#### REQUIRED WORK:
Below is a listing. Gather each line of it that contains "this".

Start of SUPPLIED DATA

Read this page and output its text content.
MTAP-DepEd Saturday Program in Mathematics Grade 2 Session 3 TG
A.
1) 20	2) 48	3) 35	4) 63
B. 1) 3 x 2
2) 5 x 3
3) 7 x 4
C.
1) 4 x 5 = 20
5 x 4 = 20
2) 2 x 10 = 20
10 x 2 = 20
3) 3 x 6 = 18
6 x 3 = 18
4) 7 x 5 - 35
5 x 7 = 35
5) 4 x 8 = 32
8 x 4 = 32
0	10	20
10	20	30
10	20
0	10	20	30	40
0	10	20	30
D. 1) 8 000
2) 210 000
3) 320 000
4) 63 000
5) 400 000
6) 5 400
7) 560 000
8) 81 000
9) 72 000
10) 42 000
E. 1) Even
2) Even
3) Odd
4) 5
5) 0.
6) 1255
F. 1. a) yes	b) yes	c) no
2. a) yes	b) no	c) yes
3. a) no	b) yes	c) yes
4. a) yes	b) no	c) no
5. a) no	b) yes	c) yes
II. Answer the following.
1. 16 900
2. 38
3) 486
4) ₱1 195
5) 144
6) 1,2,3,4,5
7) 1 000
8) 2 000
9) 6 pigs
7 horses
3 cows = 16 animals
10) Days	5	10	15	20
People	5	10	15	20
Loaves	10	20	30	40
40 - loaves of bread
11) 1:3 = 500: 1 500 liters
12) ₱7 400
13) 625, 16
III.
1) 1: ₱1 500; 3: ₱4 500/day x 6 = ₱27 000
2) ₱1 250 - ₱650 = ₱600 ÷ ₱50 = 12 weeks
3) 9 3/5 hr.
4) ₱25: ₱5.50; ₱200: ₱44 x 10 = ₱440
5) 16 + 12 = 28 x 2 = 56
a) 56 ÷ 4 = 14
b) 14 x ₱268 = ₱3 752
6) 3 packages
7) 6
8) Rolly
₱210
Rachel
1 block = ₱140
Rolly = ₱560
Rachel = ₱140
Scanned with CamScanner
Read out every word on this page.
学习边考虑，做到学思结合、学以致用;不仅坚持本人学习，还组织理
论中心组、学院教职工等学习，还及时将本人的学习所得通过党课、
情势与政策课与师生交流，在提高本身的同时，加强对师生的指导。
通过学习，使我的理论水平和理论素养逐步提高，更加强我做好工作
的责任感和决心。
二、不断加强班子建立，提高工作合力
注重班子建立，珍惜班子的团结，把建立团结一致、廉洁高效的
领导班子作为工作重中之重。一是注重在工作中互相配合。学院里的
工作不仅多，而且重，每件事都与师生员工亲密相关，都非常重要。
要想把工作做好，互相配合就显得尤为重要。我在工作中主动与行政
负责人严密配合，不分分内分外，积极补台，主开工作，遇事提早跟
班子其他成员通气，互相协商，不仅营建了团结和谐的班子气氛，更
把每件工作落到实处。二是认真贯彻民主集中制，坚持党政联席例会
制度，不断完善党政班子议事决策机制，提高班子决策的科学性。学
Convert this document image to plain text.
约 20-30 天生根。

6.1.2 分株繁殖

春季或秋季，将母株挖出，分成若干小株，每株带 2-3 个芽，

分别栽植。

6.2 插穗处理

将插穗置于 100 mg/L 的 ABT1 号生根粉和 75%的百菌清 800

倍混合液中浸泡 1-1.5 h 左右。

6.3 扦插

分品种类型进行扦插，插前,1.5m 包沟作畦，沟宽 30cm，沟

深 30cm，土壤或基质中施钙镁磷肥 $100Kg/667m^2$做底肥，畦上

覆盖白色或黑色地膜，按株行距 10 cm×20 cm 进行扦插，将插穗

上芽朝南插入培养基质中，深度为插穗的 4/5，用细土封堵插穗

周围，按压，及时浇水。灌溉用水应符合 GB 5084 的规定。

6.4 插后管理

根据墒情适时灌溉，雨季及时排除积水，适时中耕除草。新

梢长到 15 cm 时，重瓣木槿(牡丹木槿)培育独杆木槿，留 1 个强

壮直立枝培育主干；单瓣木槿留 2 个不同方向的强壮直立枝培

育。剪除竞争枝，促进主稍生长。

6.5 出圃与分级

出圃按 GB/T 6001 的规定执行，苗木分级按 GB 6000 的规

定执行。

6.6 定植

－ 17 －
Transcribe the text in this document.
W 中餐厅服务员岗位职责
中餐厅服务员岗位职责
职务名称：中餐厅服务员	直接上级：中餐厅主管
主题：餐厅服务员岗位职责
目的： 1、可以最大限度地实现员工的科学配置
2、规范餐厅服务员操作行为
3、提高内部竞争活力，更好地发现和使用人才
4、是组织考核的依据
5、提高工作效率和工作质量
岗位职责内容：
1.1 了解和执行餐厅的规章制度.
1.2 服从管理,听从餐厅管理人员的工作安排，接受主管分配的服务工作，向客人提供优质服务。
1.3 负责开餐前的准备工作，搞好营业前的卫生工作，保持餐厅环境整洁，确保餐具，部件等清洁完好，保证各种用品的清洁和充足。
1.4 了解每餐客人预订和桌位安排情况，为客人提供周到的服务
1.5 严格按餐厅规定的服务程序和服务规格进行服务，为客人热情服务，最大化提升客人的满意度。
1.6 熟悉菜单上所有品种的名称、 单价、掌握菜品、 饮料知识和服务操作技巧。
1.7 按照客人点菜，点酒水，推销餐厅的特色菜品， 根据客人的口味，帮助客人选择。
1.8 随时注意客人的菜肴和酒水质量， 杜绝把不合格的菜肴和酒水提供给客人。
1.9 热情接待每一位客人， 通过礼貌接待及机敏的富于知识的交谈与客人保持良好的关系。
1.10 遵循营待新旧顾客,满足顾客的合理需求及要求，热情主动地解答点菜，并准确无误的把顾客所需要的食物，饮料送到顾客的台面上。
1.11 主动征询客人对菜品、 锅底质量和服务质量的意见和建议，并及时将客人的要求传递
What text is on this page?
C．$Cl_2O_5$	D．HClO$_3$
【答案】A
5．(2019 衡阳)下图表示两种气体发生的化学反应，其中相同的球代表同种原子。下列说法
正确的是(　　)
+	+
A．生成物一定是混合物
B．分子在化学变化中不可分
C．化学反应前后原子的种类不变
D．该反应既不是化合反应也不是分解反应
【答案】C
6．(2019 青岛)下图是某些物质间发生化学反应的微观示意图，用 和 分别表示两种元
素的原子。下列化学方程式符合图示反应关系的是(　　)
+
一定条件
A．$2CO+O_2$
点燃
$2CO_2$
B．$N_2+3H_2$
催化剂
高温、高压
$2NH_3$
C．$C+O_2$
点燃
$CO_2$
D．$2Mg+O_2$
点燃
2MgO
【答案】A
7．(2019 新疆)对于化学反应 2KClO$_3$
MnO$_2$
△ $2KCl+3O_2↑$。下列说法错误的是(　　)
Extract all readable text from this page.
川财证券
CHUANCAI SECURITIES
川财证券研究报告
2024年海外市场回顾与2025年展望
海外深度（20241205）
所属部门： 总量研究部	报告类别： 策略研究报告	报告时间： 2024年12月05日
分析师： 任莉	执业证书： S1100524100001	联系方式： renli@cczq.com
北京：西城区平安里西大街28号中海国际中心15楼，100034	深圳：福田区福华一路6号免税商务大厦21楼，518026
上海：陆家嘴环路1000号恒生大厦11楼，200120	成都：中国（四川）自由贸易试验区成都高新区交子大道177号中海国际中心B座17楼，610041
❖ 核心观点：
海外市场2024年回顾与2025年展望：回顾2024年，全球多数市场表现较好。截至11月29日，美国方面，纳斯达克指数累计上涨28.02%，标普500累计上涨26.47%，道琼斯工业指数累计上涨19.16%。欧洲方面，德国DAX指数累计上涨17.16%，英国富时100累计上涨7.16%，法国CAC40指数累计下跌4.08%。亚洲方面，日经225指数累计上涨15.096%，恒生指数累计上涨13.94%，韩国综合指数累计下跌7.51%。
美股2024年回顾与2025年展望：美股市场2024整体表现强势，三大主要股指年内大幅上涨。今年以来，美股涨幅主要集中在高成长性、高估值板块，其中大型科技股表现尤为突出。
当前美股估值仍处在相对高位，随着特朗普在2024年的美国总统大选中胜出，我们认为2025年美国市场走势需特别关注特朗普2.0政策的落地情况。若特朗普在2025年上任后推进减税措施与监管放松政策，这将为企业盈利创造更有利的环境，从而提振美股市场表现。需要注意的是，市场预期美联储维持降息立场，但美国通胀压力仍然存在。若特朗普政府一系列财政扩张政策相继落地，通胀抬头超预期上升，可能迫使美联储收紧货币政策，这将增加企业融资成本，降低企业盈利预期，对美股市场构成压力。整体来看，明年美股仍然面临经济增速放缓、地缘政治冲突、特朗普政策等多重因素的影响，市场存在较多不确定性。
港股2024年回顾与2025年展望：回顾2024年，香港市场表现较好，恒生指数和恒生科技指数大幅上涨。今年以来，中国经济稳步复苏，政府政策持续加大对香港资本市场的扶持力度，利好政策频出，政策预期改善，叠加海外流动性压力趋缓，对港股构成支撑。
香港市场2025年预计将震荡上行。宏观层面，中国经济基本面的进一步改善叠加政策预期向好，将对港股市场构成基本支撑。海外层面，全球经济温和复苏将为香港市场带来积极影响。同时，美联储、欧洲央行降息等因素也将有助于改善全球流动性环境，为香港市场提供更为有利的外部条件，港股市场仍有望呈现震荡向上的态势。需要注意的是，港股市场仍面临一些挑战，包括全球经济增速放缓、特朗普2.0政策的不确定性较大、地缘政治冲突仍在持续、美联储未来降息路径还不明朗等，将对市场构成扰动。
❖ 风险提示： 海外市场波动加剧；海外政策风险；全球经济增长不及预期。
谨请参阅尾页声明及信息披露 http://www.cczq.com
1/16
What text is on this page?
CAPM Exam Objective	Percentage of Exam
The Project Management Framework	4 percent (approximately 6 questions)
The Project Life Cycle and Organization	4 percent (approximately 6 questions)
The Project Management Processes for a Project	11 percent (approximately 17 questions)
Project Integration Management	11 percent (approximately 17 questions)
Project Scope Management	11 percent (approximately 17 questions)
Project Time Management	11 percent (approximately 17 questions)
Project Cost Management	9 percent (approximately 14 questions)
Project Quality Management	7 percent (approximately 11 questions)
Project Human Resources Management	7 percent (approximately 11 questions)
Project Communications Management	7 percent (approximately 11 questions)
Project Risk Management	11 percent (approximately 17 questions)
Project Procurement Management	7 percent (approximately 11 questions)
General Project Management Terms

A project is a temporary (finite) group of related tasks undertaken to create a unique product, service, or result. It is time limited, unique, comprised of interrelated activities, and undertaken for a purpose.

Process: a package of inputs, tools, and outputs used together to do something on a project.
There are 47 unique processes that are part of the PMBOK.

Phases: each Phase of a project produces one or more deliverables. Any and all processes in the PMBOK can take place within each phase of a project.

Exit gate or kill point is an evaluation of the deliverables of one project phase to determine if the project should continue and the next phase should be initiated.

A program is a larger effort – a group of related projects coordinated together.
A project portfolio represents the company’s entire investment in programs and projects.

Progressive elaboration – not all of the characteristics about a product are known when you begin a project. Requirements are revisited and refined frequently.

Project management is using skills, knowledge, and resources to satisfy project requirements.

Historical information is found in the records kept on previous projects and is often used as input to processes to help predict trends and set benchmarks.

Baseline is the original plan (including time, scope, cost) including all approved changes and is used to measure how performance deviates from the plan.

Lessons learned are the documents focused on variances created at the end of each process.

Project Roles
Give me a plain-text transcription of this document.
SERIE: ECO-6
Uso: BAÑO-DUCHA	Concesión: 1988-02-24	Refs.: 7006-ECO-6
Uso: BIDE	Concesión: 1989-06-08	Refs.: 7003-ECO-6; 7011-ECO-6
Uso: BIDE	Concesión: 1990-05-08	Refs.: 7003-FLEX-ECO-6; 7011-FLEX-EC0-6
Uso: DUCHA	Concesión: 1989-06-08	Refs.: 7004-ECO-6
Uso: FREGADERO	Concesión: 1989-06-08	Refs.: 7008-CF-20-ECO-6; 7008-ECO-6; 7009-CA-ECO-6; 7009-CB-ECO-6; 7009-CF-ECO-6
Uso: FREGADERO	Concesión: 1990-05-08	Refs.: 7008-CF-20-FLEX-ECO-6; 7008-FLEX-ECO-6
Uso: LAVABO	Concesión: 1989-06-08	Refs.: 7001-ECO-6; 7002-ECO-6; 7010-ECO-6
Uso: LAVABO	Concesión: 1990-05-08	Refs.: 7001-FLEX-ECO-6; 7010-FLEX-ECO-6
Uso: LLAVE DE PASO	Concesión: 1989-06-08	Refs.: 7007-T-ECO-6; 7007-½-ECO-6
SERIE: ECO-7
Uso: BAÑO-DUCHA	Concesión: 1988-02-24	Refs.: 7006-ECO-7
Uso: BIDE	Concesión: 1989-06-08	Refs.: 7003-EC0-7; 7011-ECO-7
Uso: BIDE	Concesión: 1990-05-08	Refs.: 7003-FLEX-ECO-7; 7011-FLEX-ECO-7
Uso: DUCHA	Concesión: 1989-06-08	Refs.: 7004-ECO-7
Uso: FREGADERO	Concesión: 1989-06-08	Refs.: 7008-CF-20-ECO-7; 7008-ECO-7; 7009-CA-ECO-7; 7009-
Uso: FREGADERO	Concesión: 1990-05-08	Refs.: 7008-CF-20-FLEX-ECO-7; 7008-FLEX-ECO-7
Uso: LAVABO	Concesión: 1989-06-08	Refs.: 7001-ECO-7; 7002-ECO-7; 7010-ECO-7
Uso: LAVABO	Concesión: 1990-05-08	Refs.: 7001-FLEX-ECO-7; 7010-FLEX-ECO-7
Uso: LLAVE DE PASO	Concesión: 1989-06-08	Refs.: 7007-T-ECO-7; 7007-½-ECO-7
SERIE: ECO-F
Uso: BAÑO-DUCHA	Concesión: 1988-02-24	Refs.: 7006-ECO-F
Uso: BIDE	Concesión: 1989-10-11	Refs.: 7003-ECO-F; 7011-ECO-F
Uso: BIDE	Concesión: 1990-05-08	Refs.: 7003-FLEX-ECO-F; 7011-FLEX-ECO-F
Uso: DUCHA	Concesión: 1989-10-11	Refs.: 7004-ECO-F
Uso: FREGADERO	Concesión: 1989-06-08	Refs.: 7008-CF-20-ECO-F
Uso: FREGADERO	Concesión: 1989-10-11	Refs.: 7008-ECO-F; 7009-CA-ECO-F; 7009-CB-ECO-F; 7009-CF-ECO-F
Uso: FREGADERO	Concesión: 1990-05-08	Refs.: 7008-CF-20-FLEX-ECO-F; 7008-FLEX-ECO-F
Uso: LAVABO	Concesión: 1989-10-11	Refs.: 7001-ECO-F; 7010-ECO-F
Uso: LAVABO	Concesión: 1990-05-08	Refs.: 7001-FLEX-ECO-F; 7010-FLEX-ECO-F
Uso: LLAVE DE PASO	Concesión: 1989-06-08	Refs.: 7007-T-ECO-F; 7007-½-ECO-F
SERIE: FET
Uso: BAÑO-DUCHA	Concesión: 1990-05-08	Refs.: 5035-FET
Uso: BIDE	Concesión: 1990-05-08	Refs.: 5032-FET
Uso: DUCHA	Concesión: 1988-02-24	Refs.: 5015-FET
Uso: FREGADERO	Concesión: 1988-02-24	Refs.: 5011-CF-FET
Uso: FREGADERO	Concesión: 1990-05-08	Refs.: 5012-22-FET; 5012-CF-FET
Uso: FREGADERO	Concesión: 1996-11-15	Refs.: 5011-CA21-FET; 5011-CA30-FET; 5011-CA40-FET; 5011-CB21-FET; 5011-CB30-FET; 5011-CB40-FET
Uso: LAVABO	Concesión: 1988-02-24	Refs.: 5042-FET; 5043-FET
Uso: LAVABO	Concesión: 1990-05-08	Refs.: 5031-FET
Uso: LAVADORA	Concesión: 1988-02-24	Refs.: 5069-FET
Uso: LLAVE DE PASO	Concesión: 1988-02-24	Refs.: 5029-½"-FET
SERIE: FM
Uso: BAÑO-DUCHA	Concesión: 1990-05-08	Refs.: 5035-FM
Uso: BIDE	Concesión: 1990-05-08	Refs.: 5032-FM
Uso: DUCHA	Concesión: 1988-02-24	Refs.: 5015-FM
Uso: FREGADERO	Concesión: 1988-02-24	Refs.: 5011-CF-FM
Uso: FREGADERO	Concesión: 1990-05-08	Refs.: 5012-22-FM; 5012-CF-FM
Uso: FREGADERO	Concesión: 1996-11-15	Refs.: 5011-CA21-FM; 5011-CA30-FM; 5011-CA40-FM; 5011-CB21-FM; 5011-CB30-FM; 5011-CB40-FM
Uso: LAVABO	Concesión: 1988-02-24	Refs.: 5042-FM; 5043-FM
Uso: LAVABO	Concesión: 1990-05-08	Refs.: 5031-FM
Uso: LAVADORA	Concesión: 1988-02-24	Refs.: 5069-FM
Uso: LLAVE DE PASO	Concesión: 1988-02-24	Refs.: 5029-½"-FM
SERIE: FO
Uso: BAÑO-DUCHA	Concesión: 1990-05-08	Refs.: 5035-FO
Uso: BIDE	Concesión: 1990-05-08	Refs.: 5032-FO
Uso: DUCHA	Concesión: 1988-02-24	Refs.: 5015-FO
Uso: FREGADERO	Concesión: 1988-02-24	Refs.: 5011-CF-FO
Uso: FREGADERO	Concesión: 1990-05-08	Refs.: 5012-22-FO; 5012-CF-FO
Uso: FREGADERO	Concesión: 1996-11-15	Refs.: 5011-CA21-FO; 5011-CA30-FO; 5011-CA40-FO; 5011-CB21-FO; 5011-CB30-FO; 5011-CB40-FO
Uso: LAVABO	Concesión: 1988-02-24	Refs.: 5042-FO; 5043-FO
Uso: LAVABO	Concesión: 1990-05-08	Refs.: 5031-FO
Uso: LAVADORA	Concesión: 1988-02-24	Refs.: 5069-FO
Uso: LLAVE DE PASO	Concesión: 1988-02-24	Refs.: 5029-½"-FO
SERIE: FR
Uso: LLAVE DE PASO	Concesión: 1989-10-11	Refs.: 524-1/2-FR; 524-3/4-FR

End of SUPPLIED DATA

#### THE RESULT:
Read this page and output its text content.
Read out every word on this page.
Convert this document image to plain text.
Transcribe the text in this document.
What text is on this page?
Extract all readable text from this page.
What text is on this page?
Give me a plain-text transcription of this document.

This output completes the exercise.